Gather up the lines with the word "JSON" in them.
>>>
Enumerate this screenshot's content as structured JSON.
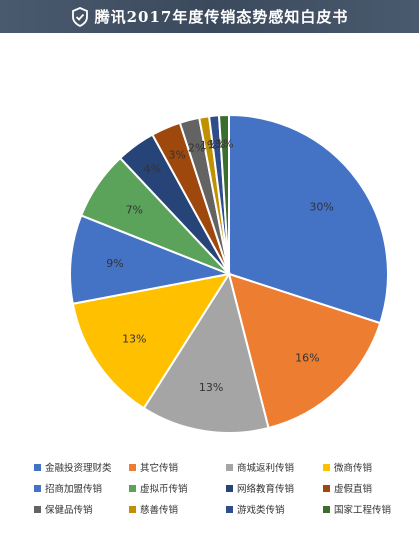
{
  "header": {
    "title": "腾讯2017年度传销态势感知白皮书"
  },
  "chart_data": {
    "type": "pie",
    "title": "",
    "labels": [
      "金融投资理财类",
      "其它传销",
      "商城返利传销",
      "微商传销",
      "招商加盟传销",
      "虚拟币传销",
      "网络教育传销",
      "虚假直销",
      "保健品传销",
      "慈善传销",
      "游戏类传销",
      "国家工程传销"
    ],
    "values": [
      30,
      16,
      13,
      13,
      9,
      7,
      4,
      3,
      2,
      1,
      1,
      1
    ],
    "value_labels": [
      "30%",
      "16%",
      "13%",
      "13%",
      "9%",
      "7%",
      "4%",
      "3%",
      "2%",
      "1%",
      "1%",
      "1%"
    ],
    "colors": [
      "#4472c4",
      "#ed7d31",
      "#a5a5a5",
      "#ffc000",
      "#4472c4",
      "#5ba35b",
      "#264478",
      "#9e480e",
      "#636363",
      "#bf9000",
      "#2e4d8a",
      "#3a6e2f"
    ],
    "legend_position": "bottom"
  }
}
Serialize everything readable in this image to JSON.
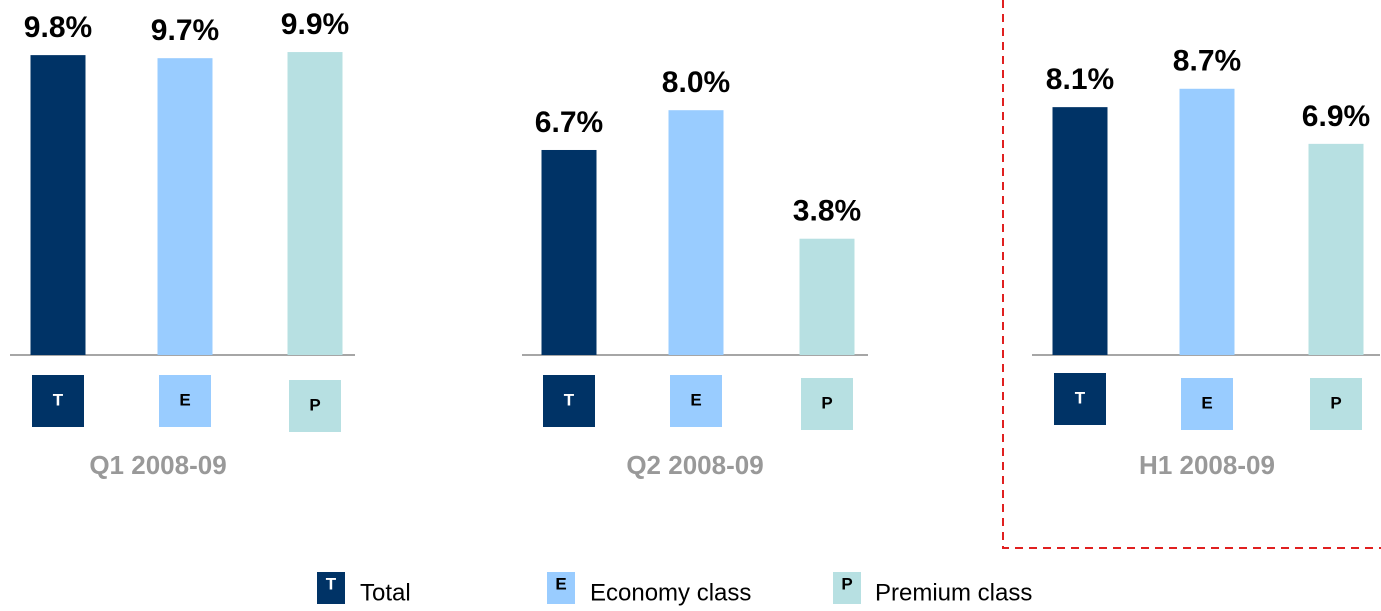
{
  "chart_data": [
    {
      "type": "bar",
      "title": "Q1 2008-09",
      "categories": [
        "T",
        "E",
        "P"
      ],
      "values": [
        9.8,
        9.7,
        9.9
      ],
      "value_labels": [
        "9.8%",
        "9.7%",
        "9.9%"
      ],
      "colors": [
        "#003366",
        "#99ccff",
        "#b7e0e2"
      ]
    },
    {
      "type": "bar",
      "title": "Q2 2008-09",
      "categories": [
        "T",
        "E",
        "P"
      ],
      "values": [
        6.7,
        8.0,
        3.8
      ],
      "value_labels": [
        "6.7%",
        "8.0%",
        "3.8%"
      ],
      "colors": [
        "#003366",
        "#99ccff",
        "#b7e0e2"
      ]
    },
    {
      "type": "bar",
      "title": "H1 2008-09",
      "categories": [
        "T",
        "E",
        "P"
      ],
      "values": [
        8.1,
        8.7,
        6.9
      ],
      "value_labels": [
        "8.1%",
        "8.7%",
        "6.9%"
      ],
      "colors": [
        "#003366",
        "#99ccff",
        "#b7e0e2"
      ]
    }
  ],
  "legend": {
    "labels": [
      "Total",
      "Economy class",
      "Premium class"
    ]
  }
}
<<<
• **Expected answer**:
Enumerate this screenshot's content as structured JSON.
Serialize everything readable in this image to JSON.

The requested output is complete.